--- BEGIN THE INPUT ---

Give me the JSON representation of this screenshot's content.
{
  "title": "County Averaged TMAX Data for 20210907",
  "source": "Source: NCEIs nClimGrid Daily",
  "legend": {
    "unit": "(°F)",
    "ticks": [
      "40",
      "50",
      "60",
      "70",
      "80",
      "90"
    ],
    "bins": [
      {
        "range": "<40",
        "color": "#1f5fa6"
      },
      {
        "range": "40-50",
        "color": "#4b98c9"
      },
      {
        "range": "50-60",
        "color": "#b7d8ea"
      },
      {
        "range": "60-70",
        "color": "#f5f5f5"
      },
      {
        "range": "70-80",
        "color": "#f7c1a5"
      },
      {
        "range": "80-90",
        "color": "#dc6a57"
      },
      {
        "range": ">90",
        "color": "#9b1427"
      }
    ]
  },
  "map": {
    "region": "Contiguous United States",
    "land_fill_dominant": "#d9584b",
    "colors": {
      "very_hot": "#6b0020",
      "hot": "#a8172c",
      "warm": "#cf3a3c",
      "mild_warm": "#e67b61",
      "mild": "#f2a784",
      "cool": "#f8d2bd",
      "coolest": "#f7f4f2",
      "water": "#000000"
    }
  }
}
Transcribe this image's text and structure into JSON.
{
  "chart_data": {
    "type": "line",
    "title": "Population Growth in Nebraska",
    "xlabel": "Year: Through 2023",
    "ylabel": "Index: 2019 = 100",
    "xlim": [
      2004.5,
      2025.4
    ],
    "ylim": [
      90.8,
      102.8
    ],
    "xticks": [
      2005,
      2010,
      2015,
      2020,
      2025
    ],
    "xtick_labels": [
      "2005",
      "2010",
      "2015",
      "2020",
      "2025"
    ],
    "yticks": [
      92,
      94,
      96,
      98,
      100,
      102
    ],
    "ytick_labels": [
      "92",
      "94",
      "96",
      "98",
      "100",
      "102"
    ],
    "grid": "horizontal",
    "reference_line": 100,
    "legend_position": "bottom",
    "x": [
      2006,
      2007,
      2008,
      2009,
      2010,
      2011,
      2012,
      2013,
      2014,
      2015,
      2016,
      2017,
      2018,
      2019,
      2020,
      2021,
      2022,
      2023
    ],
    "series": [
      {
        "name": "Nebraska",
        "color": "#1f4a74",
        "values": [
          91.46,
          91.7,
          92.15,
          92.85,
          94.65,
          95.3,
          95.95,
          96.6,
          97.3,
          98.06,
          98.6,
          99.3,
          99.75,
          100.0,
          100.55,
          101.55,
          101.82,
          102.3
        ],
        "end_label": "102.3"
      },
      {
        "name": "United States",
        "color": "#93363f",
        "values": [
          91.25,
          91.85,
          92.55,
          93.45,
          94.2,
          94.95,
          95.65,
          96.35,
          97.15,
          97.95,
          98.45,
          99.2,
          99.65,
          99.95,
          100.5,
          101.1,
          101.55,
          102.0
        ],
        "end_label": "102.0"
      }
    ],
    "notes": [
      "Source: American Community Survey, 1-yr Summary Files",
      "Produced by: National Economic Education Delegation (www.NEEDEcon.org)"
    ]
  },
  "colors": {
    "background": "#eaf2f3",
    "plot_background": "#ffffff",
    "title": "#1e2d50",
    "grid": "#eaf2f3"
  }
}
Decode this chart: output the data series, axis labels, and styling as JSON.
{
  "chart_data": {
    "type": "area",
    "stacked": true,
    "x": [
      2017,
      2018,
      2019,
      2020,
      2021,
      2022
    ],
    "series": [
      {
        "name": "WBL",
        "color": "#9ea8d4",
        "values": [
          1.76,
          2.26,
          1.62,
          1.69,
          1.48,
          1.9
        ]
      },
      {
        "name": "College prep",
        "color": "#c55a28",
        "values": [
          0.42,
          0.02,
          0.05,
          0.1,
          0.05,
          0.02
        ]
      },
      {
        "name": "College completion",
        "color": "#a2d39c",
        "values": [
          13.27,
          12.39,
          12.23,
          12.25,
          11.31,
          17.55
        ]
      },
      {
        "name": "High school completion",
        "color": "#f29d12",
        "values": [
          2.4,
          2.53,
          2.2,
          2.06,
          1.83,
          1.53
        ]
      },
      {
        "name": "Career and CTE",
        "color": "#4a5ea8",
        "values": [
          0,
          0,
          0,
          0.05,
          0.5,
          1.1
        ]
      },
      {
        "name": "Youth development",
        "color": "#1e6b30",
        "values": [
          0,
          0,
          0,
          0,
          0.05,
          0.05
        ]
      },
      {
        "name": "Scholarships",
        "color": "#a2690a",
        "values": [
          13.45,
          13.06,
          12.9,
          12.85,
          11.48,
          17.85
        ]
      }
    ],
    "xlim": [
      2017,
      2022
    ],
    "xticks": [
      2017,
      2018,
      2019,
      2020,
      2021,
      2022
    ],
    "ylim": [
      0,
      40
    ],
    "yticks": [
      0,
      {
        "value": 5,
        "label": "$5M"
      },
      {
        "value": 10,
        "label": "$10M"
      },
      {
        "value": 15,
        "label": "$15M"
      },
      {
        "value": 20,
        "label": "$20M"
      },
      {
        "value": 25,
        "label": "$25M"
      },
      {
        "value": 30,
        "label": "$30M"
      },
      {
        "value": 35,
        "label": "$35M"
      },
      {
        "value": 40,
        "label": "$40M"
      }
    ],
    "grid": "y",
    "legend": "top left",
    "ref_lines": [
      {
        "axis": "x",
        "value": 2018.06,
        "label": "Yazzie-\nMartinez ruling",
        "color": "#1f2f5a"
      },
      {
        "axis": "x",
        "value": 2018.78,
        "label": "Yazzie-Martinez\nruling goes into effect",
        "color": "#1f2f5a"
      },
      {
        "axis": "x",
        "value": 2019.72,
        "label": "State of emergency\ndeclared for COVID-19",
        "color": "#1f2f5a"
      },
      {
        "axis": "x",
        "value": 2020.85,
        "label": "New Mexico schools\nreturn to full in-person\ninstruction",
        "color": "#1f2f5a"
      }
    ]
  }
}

--- END THE INPUT ---

• EXERCISE
Within the data above, count the lines that contain the string "this"; the reply is the number alone.

• TASK RESULT
3